## What you need to do
Reproduce word for word the part of the passage on marine protected areas starting with "A few studies" and going on through "around unprotected waters.".

## Passage to read

---

In a 2014 case report Mongabay looked at, for example, researchers interviewing communities near four Thai MPAs found that some people perceived a decline in their livelihood from fishing and collecting shells. Others said they hadn’t seen much change, mainly because either the authorities allowed small-scale fishing inside the protected areas or did not enforce the regulations. Another case report found that communities around an MPA in Zanzibar, Tanzania, were generally unhappy with how the park was being managed. Benefits from tourism and other jobs related to the protected area were inequitably distributed, and the communities felt marginalised.
A few studies have found some positive effects, too. A 2010 meta-analysis that combined data from 21 studies reported that some fishing communities perceived an increase in food security after the establishment of MPAs. Similarly, a 2013 case report found that local communities generally perceived an improvement in economic and environmental benefits from a protected area in the UK.
The cases Mongabay reviewed did not return any rigorously designed studies comparing villages around MPAs with similar villages around unprotected waters.
Gill agreed that only a handful of such rigorous studies exist, and pointed to one published in 2014 that looked at the social impacts of MPAs in Sulawesi, Indonesia. The researchers behind that study found divergent effects: Between 1997 and 2002, the protected areas appeared to increase livelihood options for people living near them compared to those living near unprotected waters, for instance. But the people living around the protected areas also rated their household well-being as lower than those in the control villages. These impacts changed after 2002 when the agencies managing the protected areas withdrew their support, the study found.
More such rigorous studies can tell us how the impacts of protected areas vary over time and across different communities, experts say, which can then potentially help managers design better marine protected areas. “If we continue to use marine protected areas, we better be sure to do it in ways that are equitable and not severely affecting the poor,” Gill said.

---

## Dataset excerpt
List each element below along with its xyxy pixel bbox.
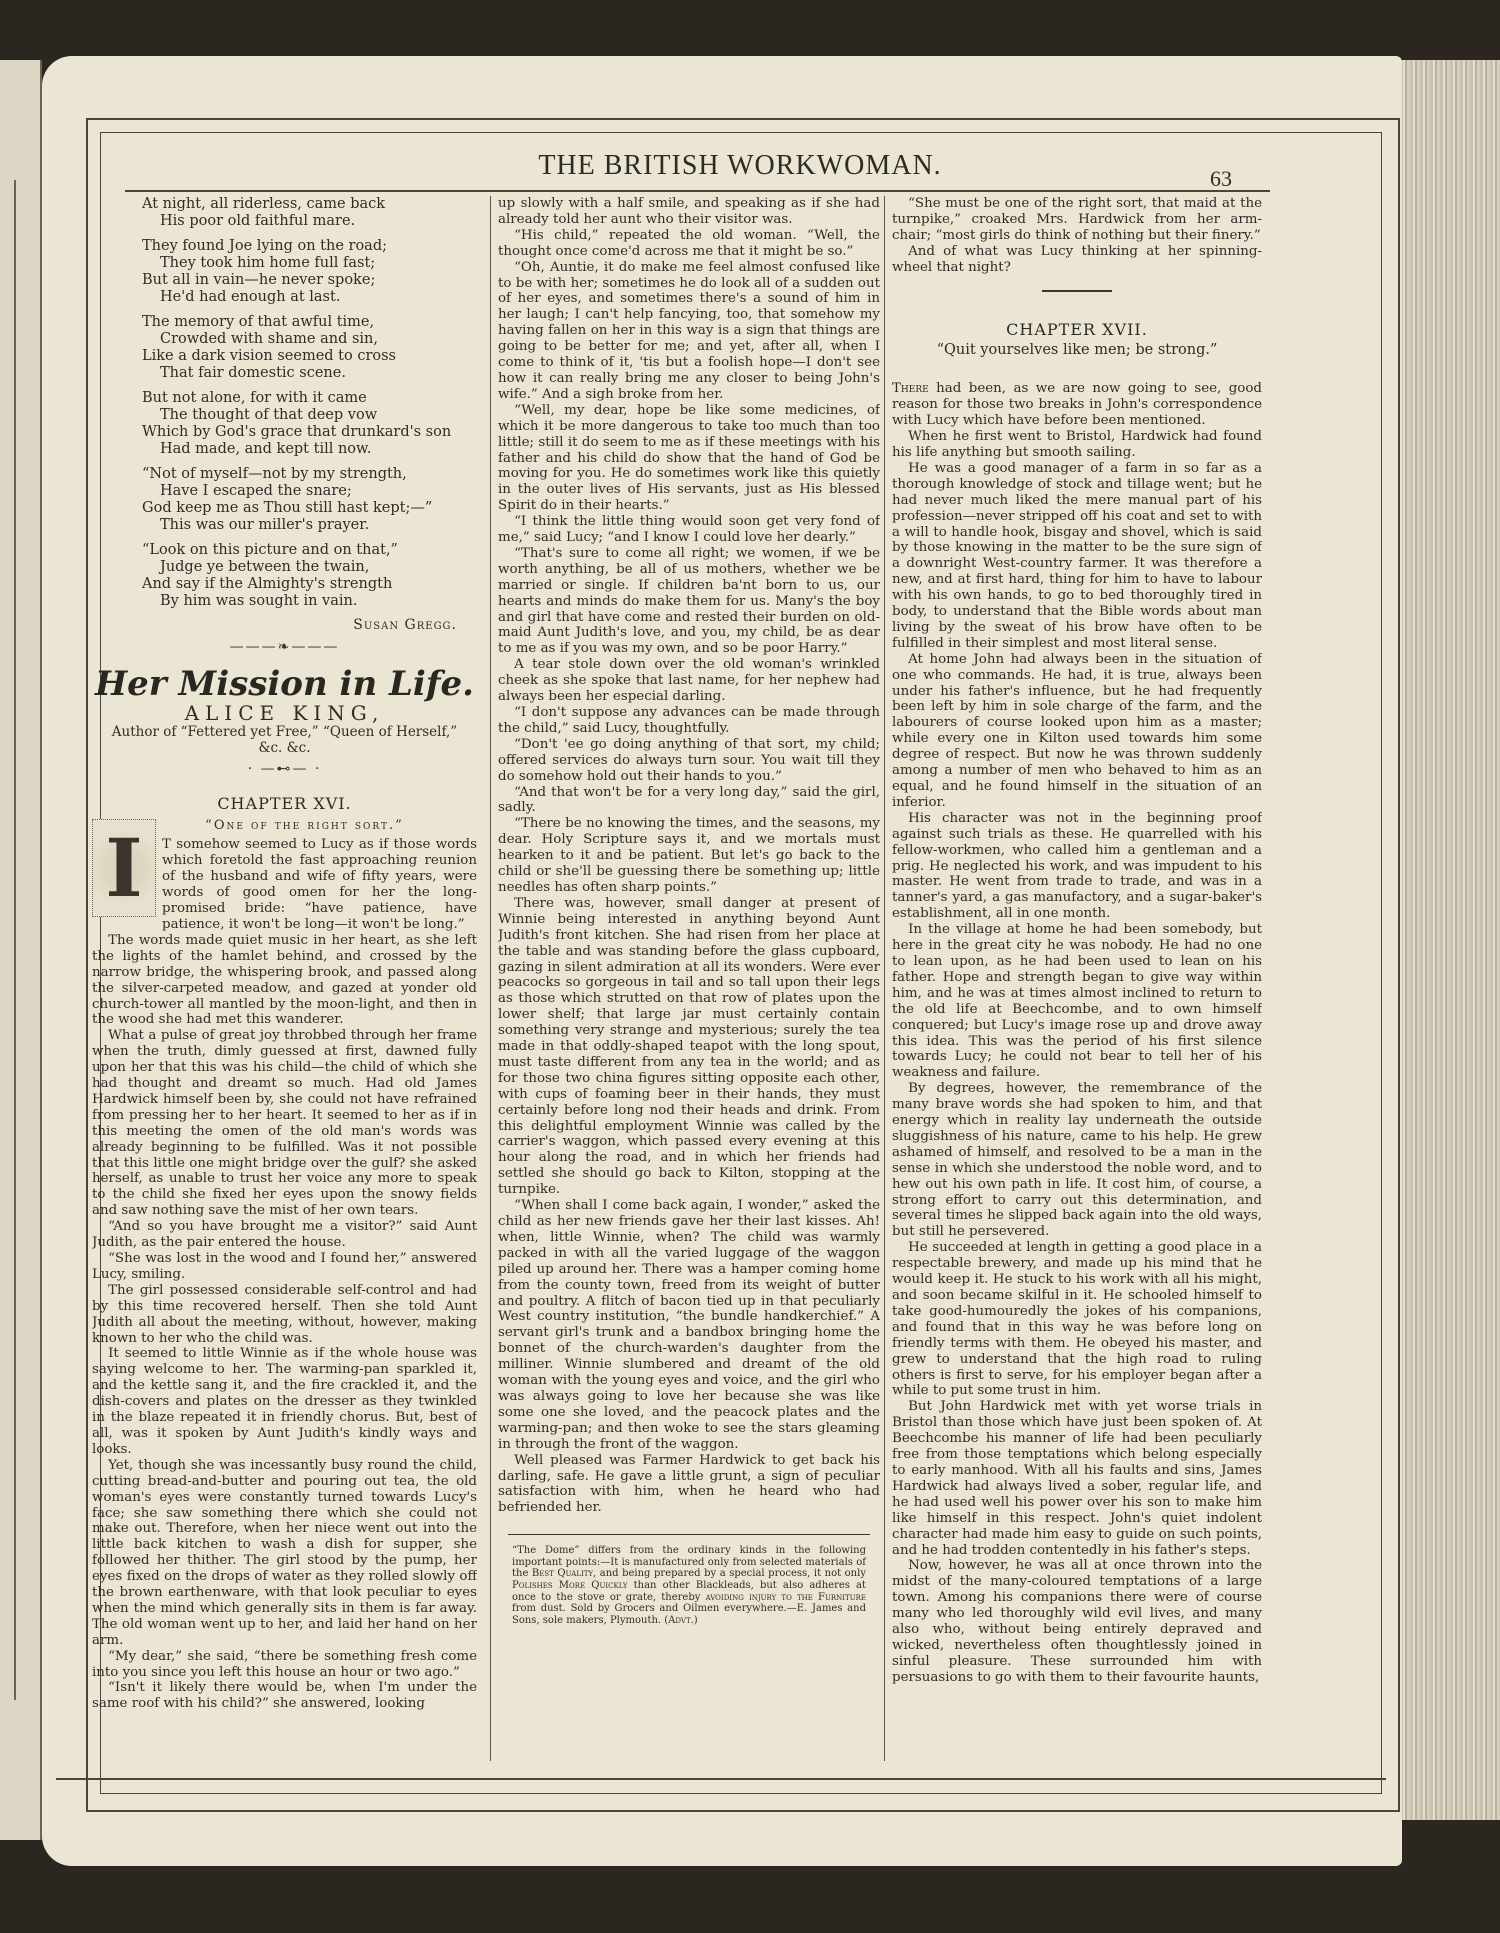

---

## Exercise output
A few studies have found some positive effects, too. A 2010 meta-analysis that combined data from 21 studies reported that some fishing communities perceived an increase in food security after the establishment of MPAs. Similarly, a 2013 case report found that local communities generally perceived an improvement in economic and environmental benefits from a protected area in the UK.
The cases Mongabay reviewed did not return any rigorously designed studies comparing villages around MPAs with similar villages around unprotected waters.